%%

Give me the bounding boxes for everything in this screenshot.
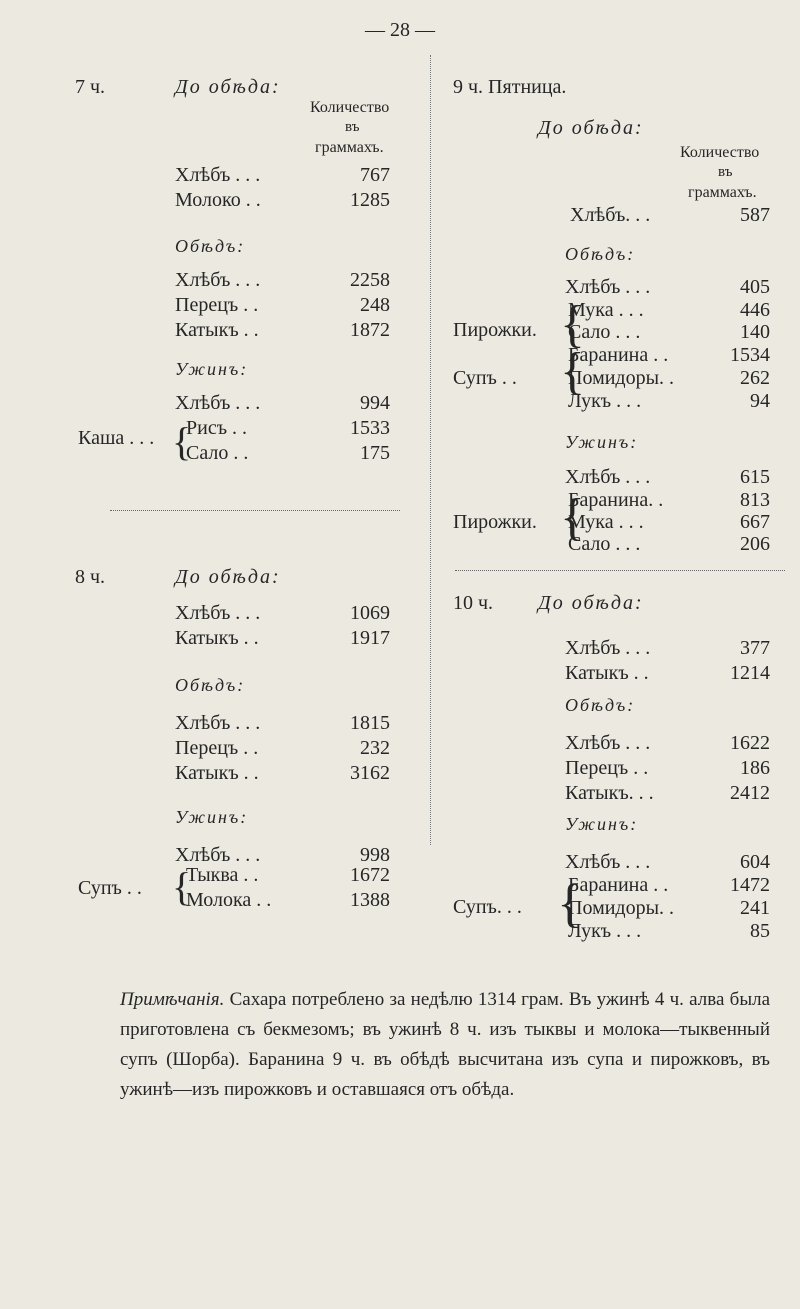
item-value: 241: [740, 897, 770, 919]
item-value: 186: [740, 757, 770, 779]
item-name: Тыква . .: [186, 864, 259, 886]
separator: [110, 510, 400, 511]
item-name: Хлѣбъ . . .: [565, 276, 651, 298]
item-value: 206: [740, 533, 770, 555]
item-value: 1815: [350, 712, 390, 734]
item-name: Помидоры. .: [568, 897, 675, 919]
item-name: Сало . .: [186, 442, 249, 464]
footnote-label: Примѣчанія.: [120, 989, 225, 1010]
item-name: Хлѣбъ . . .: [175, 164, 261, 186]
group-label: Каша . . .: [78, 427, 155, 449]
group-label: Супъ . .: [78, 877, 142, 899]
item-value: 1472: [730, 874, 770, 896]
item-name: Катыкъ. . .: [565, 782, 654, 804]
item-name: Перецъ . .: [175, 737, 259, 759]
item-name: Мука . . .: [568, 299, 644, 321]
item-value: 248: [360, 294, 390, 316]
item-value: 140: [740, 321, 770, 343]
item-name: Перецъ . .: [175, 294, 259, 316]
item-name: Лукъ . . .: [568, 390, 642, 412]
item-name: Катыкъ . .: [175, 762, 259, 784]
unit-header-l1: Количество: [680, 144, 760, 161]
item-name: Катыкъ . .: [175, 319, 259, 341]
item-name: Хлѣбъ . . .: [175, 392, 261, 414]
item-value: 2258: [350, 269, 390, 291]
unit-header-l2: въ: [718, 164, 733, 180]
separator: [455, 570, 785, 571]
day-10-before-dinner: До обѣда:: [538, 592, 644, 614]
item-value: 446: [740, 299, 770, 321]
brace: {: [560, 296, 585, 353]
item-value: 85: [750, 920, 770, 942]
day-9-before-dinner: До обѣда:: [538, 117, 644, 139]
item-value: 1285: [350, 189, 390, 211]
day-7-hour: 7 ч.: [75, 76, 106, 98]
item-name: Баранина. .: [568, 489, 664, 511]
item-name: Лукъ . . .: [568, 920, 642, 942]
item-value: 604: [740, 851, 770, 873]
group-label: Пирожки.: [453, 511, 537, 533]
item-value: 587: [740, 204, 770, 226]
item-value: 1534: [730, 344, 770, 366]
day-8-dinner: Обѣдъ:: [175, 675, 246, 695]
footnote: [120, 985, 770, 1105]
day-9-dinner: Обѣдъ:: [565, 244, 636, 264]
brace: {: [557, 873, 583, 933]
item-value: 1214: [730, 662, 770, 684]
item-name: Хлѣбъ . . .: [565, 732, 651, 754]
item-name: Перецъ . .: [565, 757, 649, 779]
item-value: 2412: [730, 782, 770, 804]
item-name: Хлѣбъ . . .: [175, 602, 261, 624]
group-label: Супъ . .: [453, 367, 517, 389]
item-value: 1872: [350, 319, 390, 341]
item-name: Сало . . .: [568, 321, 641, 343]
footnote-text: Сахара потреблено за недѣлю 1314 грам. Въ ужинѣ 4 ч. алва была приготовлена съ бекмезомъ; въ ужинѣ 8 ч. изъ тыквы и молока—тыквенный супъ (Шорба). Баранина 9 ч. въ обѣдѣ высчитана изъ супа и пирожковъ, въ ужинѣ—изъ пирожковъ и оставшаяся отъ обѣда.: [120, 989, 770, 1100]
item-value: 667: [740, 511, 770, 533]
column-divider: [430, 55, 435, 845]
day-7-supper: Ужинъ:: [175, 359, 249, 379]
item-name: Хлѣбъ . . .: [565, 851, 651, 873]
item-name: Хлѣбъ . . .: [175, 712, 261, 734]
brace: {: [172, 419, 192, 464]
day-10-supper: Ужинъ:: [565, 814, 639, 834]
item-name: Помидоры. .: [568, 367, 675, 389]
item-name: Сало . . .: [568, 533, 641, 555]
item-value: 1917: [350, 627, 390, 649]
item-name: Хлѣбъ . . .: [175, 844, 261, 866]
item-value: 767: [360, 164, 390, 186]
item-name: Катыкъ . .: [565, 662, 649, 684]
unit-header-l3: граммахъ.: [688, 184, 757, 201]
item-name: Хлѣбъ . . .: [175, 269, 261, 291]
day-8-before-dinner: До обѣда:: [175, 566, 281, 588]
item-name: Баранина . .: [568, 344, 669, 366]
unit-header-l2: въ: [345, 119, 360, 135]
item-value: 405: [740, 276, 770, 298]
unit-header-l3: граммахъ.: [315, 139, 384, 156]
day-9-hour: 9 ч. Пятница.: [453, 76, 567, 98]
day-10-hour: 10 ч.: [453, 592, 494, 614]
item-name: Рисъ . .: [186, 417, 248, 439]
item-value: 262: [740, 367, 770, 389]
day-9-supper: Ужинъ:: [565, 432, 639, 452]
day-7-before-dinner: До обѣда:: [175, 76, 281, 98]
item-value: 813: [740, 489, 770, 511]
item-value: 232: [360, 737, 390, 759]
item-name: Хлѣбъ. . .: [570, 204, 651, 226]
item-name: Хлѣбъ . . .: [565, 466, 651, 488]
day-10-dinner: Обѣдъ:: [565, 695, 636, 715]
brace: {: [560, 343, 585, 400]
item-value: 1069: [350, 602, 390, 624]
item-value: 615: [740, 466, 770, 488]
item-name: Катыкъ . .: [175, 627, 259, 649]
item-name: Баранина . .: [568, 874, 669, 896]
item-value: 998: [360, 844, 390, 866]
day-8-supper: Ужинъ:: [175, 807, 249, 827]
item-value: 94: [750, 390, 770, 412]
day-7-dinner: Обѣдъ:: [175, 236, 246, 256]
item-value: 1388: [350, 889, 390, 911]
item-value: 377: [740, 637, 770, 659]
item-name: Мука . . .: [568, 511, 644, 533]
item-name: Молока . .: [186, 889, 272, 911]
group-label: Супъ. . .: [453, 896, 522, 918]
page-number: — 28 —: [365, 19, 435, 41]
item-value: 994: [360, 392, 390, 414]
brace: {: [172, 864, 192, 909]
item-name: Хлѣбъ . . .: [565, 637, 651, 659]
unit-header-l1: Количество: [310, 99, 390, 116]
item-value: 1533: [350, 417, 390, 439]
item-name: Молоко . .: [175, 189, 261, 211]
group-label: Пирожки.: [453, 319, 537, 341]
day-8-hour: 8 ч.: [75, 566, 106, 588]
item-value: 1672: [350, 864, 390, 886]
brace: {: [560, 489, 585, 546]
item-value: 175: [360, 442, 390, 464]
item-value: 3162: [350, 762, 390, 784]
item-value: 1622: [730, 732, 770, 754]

%%

#### Problem description
State how many lines in the material contain the string "обѣда". Case counts. Give only the number.

#### Correct answer
5